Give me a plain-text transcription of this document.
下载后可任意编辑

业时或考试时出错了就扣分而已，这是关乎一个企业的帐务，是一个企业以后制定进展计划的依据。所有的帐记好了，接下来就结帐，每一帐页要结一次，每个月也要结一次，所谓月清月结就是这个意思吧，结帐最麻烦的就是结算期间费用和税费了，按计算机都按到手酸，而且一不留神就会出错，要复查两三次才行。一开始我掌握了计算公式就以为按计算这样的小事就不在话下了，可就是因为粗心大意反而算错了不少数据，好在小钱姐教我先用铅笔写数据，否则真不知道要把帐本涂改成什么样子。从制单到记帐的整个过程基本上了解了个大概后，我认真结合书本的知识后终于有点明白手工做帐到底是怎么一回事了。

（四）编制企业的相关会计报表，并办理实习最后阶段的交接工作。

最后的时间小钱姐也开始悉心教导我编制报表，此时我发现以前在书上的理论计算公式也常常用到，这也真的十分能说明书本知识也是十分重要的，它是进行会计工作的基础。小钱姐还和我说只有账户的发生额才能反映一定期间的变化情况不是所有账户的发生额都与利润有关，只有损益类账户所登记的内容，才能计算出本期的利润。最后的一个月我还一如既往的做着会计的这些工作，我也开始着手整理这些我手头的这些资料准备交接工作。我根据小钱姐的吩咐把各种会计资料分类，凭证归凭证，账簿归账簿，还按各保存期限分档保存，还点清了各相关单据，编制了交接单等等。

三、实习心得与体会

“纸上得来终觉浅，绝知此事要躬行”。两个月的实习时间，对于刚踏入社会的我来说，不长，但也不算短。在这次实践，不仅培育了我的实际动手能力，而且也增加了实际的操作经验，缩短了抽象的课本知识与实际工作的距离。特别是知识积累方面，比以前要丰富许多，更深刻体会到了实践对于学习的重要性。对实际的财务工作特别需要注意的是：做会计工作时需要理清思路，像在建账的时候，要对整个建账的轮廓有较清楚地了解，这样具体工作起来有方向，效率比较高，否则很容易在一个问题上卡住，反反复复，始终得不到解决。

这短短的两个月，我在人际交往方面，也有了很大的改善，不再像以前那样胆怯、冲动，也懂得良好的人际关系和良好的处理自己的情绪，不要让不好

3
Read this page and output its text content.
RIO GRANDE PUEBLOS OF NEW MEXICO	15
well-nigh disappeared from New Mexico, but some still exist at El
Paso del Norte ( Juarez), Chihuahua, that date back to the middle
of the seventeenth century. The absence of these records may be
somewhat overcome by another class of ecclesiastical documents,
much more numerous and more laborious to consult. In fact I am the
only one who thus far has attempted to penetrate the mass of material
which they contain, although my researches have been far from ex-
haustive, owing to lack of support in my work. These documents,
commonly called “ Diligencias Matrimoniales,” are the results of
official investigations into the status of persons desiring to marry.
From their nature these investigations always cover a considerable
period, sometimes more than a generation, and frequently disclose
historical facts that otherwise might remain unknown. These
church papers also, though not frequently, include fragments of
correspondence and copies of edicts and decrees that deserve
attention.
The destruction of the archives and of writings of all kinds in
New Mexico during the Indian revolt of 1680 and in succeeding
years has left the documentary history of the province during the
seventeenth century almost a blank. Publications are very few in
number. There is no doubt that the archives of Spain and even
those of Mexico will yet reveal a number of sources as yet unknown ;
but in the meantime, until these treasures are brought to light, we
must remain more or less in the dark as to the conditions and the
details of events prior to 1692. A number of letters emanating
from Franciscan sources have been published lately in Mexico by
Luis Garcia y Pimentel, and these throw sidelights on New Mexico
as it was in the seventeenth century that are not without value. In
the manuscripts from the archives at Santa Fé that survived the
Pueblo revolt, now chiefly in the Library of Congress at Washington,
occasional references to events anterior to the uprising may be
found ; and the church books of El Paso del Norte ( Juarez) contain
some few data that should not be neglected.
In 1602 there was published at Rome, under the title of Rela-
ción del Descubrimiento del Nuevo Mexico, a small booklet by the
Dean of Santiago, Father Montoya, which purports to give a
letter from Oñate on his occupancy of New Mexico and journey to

----

State how many lines of the material contain the string "frequently", with no other words.

**THE RESPONSE**
2